[Recorded data]
■ ■ ■
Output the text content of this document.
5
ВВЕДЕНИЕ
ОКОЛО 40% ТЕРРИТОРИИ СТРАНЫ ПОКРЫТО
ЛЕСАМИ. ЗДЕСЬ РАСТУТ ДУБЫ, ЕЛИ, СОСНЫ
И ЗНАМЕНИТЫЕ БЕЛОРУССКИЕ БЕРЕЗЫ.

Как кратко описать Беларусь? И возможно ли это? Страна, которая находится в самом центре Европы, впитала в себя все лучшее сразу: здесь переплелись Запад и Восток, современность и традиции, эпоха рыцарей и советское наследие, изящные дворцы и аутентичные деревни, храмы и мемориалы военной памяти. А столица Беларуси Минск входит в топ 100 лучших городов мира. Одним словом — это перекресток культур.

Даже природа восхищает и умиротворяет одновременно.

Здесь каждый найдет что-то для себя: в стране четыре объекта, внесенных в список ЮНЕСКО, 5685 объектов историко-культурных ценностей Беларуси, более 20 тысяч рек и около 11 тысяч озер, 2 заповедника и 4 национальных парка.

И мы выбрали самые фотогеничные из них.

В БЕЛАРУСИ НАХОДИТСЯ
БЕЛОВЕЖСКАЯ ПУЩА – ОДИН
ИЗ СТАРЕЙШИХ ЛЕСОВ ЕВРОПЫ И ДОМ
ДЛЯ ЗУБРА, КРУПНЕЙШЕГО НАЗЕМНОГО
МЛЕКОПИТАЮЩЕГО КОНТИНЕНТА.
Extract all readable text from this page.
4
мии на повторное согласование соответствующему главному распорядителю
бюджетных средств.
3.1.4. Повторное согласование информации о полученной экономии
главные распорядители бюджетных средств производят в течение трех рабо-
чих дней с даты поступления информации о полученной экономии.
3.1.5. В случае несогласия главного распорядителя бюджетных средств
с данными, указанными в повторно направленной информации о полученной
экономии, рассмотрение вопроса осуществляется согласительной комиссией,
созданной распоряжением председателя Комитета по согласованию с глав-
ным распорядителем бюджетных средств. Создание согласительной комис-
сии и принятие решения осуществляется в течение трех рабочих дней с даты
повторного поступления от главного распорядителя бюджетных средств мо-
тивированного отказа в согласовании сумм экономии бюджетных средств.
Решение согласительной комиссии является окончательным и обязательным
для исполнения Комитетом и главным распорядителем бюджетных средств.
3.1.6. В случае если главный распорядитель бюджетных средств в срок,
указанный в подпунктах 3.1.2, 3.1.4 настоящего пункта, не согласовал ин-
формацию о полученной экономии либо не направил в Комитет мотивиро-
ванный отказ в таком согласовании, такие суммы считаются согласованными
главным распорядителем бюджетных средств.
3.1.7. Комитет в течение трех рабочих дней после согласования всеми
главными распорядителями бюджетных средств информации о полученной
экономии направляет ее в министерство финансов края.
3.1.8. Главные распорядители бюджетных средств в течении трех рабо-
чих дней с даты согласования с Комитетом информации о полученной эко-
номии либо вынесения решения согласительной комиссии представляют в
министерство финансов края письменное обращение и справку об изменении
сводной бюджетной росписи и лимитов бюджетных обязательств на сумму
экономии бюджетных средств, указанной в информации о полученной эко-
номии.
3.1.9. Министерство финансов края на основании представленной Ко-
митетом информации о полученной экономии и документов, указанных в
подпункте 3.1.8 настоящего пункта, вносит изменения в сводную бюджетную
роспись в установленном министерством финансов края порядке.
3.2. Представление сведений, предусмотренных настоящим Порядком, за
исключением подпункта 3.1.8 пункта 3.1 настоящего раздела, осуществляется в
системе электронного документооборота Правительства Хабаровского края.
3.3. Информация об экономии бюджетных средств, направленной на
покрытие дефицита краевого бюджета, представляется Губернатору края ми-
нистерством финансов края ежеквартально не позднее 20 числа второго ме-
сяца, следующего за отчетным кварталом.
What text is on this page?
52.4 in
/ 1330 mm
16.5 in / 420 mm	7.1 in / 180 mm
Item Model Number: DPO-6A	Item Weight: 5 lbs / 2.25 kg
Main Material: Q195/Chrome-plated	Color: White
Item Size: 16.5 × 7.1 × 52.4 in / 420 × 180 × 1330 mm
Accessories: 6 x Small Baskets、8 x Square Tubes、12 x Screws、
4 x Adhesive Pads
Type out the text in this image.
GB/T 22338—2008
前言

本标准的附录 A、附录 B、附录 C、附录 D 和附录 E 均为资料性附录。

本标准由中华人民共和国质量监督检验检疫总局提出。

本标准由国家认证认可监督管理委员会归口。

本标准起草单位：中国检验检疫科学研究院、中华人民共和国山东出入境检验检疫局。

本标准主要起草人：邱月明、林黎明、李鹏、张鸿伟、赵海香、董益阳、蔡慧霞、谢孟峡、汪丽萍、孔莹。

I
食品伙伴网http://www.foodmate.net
■ ■ ■
## Written exercise:
Find the line containing "What text is on this page?" in the material above. Print it and every line after it through the end, exactly and only those.

## Expected answer:
What text is on this page?
52.4 in
/ 1330 mm
16.5 in / 420 mm	7.1 in / 180 mm
Item Model Number: DPO-6A	Item Weight: 5 lbs / 2.25 kg
Main Material: Q195/Chrome-plated	Color: White
Item Size: 16.5 × 7.1 × 52.4 in / 420 × 180 × 1330 mm
Accessories: 6 x Small Baskets、8 x Square Tubes、12 x Screws、
4 x Adhesive Pads
Type out the text in this image.
GB/T 22338—2008
前言

本标准的附录 A、附录 B、附录 C、附录 D 和附录 E 均为资料性附录。

本标准由中华人民共和国质量监督检验检疫总局提出。

本标准由国家认证认可监督管理委员会归口。

本标准起草单位：中国检验检疫科学研究院、中华人民共和国山东出入境检验检疫局。

本标准主要起草人：邱月明、林黎明、李鹏、张鸿伟、赵海香、董益阳、蔡慧霞、谢孟峡、汪丽萍、孔莹。

I
食品伙伴网http://www.foodmate.net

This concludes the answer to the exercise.